- REQUIRED TASK: Copy out the lines of the data below word for word, excluding the pictures.

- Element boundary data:
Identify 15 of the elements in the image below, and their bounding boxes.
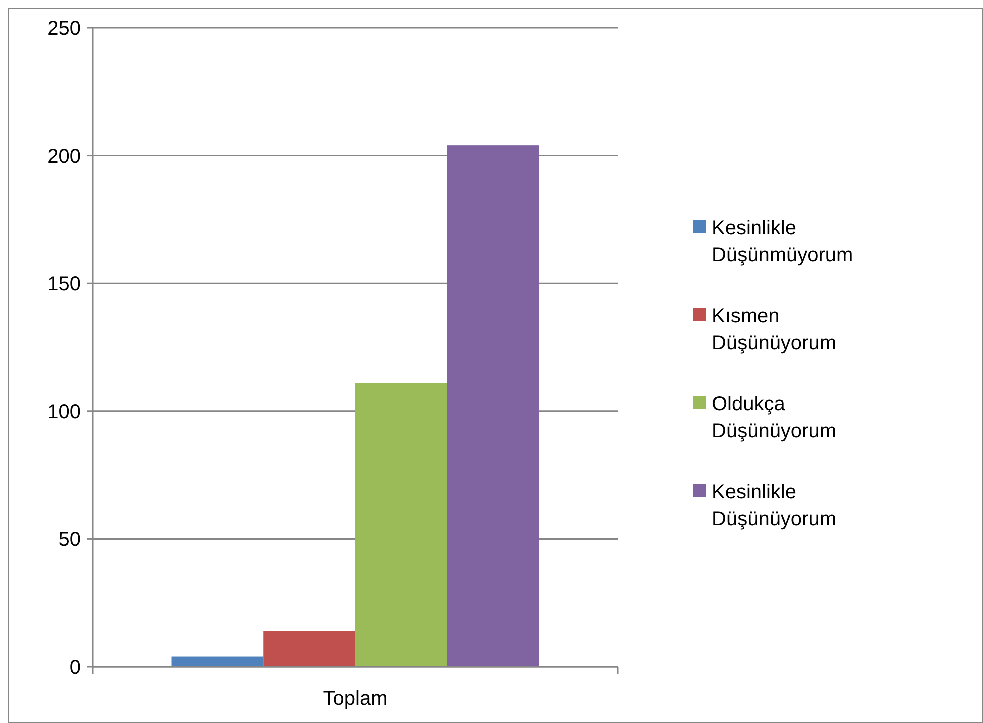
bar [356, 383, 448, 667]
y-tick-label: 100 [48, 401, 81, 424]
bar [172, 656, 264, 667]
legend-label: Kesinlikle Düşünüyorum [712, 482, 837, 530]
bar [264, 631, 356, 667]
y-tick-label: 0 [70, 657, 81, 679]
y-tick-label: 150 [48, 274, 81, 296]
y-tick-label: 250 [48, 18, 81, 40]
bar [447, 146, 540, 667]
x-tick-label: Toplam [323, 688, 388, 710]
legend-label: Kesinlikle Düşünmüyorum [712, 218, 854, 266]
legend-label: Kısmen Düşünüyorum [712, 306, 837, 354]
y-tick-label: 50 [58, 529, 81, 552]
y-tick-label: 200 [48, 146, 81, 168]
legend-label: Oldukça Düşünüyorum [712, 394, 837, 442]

- COMPLETE OUTPUT:
Identify 15 of the elements in the image below, and their bounding boxes.
bar [356, 383, 448, 667]
y-tick-label: 100 [48, 401, 81, 424]
bar [172, 656, 264, 667]
legend-label: Kesinlikle Düşünüyorum [712, 482, 837, 530]
bar [264, 631, 356, 667]
y-tick-label: 0 [70, 657, 81, 679]
y-tick-label: 150 [48, 274, 81, 296]
y-tick-label: 250 [48, 18, 81, 40]
bar [447, 146, 540, 667]
x-tick-label: Toplam [323, 688, 388, 710]
legend-label: Kesinlikle Düşünmüyorum [712, 218, 854, 266]
legend-label: Kısmen Düşünüyorum [712, 306, 837, 354]
y-tick-label: 50 [58, 529, 81, 552]
y-tick-label: 200 [48, 146, 81, 168]
legend-label: Oldukça Düşünüyorum [712, 394, 837, 442]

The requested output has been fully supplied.